### Your assignment
Reproduce verbatim the passage of the forum thread on site indexing problems from "Google reports can" up to and including "over that time.".

### Text for analysis
Start of Block



    What does running screamingfrog (free version) against it do?

    Sounds like you have some sort of wild card running on the dns. Go to a dns validator and see what it says.

    Kendo

    11:14 pm on Sep 28, 2025 (gmt 0)

    WebmasterWorld Senior Member 10+ Year Member Top Contributors Of The Month



    Google reports can have hissy-fits.

    For example I get reports about https://example.com/page.php not being canonical when there is a canonical meta-tag in the page defining https://example.com/page.php

    These reports come in spats, sometimes reporting that is was indexed in 2022 but last indexed yesterday. Nothing was changed over that time.

    thecoalman

    12:41 pm on Oct 3, 2025 (gmt 0)

    WebmasterWorld Senior Member 10+ Year Member Top Contributors Of The Month



    regarding the images, I searched for them in an image bank with a free license, but I will check all the images.


    The images in question are available to anyone?

    mcneely

    5:47 pm on Oct 3, 2025 (gmt 0)

    WebmasterWorld Senior Member 10+ Year Member Top Contributors Of The Month



    example.com/?p=123493


    Previous incident with a client involved the ?p=123493 type of url with his site -- We determined that his platform had been accessed (either a weak pswd or brute not sure) and some pages were injected with code involving a *drive-by download or redirect to malicious site scheme (the affected pages all routed to the similar ?p=123493 url) Google even listed the urls as indexed but no actual page could be tracked down ... One image was found in his images folder that didn't belong there with a name similar to 123493.png.

    Long story short, we deleted the infected pages and loaded new - removed the image - installed a backup database - changed to a much stronger user/pswd for access to his site and his database.

    Only new visitors could see the redirect to the ?p=123493 type pages - You would have had to delete all of your cache and cookies in order to be redirected to the malicious official looking page that the perpetrators of the scheme had intended for you to see.
End of Block
### Data supplied
Start of Block
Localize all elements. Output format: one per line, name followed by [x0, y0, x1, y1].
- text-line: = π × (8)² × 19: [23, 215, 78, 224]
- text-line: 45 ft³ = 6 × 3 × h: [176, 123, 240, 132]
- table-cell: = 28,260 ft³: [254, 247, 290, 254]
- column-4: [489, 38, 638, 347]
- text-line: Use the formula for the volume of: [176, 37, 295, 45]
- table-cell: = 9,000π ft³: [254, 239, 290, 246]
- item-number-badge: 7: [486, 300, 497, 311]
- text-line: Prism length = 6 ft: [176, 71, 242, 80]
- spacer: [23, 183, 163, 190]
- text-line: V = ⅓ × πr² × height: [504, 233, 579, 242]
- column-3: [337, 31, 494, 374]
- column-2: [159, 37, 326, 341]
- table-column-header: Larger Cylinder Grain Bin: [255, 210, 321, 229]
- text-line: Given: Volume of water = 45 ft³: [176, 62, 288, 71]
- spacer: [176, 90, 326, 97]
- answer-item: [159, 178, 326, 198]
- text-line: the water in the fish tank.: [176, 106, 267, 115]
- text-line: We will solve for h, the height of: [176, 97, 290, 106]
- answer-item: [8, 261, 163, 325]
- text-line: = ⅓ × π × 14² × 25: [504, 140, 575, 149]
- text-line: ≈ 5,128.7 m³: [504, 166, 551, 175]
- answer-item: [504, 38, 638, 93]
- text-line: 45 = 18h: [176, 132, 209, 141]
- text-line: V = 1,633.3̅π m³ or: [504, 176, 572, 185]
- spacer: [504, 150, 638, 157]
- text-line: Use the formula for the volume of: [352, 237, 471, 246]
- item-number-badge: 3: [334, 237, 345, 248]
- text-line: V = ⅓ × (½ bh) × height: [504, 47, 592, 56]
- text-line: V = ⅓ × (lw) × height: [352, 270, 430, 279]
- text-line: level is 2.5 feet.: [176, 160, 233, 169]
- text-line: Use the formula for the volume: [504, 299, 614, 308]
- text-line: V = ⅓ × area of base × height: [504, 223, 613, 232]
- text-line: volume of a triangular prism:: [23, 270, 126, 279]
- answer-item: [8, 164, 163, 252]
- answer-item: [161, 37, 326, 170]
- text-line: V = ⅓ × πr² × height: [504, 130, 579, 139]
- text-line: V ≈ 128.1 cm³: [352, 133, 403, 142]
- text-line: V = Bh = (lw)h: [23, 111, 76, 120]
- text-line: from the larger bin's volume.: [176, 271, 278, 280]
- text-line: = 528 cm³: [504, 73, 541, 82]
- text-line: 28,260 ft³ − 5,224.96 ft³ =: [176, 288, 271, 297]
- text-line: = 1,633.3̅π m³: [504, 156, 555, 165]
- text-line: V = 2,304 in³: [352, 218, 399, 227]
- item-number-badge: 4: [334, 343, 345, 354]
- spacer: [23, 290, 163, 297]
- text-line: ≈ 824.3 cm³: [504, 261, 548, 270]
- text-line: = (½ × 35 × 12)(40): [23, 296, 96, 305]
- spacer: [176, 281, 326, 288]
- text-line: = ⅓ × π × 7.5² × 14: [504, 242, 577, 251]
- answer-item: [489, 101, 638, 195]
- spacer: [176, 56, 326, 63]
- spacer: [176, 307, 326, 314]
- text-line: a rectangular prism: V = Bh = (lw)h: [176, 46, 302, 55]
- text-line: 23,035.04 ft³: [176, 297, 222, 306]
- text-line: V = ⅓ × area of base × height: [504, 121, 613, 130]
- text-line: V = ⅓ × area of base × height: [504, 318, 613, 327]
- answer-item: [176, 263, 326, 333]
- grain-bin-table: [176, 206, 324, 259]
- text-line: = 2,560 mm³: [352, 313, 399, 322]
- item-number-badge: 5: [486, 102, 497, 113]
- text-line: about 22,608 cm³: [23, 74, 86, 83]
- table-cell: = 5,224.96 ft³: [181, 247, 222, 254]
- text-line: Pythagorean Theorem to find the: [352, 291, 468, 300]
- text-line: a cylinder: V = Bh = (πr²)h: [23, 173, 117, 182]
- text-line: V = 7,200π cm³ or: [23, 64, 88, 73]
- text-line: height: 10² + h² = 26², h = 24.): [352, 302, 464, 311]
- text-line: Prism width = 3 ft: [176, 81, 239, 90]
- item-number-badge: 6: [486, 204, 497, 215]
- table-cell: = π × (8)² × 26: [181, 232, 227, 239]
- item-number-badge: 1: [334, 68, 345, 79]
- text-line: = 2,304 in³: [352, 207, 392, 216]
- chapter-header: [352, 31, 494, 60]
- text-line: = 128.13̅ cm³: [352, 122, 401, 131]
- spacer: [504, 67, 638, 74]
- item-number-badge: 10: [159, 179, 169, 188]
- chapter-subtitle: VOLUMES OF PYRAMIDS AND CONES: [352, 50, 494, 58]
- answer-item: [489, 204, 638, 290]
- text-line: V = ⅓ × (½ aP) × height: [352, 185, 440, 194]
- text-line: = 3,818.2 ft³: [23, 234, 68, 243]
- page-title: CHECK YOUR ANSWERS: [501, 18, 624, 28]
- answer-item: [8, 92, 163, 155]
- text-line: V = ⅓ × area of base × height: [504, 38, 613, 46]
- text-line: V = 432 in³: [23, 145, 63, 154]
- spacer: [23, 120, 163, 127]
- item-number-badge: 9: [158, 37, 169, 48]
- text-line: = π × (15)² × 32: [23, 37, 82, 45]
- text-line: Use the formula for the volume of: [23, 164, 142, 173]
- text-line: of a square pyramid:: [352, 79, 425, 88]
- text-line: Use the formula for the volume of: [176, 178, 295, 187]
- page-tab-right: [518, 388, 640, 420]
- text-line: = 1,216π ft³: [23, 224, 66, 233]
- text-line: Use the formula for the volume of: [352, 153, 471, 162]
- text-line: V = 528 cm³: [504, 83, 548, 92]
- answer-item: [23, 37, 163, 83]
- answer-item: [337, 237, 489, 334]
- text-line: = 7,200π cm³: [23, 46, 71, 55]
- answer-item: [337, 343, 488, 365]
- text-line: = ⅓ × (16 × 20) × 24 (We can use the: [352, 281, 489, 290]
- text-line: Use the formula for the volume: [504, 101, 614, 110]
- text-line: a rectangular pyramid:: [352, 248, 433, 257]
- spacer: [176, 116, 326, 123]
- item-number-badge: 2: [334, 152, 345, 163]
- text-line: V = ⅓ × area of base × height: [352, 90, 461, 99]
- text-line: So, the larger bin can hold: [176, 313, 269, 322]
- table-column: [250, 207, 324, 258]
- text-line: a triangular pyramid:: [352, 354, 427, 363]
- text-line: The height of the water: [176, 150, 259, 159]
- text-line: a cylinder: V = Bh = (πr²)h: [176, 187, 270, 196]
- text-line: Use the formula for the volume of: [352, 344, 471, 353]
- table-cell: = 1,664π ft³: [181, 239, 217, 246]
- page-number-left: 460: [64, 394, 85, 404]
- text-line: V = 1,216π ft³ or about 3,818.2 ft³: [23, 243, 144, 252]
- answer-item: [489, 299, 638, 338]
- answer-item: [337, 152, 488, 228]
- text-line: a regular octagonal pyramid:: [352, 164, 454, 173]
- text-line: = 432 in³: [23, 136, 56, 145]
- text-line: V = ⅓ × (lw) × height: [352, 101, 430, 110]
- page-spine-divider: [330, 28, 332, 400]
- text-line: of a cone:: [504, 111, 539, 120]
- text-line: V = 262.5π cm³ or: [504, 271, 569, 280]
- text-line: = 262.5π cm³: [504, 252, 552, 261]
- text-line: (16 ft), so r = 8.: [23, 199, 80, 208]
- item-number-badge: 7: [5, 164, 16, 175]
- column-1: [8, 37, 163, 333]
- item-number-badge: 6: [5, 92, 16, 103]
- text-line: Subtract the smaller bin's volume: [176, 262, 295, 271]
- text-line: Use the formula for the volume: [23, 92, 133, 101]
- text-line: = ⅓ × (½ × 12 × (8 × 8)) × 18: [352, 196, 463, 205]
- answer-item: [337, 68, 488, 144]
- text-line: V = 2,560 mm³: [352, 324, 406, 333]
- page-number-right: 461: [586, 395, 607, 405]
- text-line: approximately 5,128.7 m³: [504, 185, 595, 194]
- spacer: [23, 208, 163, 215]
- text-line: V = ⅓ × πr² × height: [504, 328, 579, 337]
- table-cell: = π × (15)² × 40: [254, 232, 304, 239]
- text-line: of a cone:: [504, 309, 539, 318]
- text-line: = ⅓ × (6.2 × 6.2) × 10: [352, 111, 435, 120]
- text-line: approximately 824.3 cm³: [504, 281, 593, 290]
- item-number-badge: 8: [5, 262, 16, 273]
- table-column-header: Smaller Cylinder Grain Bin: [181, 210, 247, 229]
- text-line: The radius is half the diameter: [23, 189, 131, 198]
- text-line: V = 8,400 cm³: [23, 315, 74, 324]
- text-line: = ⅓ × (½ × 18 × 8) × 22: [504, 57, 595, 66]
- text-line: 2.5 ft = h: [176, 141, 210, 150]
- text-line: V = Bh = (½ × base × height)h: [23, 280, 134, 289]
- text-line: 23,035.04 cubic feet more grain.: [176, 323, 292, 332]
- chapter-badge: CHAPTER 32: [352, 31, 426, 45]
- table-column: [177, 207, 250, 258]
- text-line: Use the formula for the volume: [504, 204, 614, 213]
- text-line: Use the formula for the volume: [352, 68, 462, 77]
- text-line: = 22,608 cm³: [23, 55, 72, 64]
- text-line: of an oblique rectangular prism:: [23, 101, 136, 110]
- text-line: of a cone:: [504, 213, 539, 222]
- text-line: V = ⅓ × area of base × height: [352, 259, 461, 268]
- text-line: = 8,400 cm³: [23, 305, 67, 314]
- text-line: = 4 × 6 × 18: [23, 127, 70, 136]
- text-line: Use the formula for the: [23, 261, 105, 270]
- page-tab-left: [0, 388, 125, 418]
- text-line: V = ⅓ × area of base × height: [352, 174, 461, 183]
End of Block
### Task answer
Google reports can have hissy-fits.

    For example I get reports about https://example.com/page.php not being canonical when there is a canonical meta-tag in the page defining https://example.com/page.php

    These reports come in spats, sometimes reporting that is was indexed in 2022 but last indexed yesterday. Nothing was changed over that time.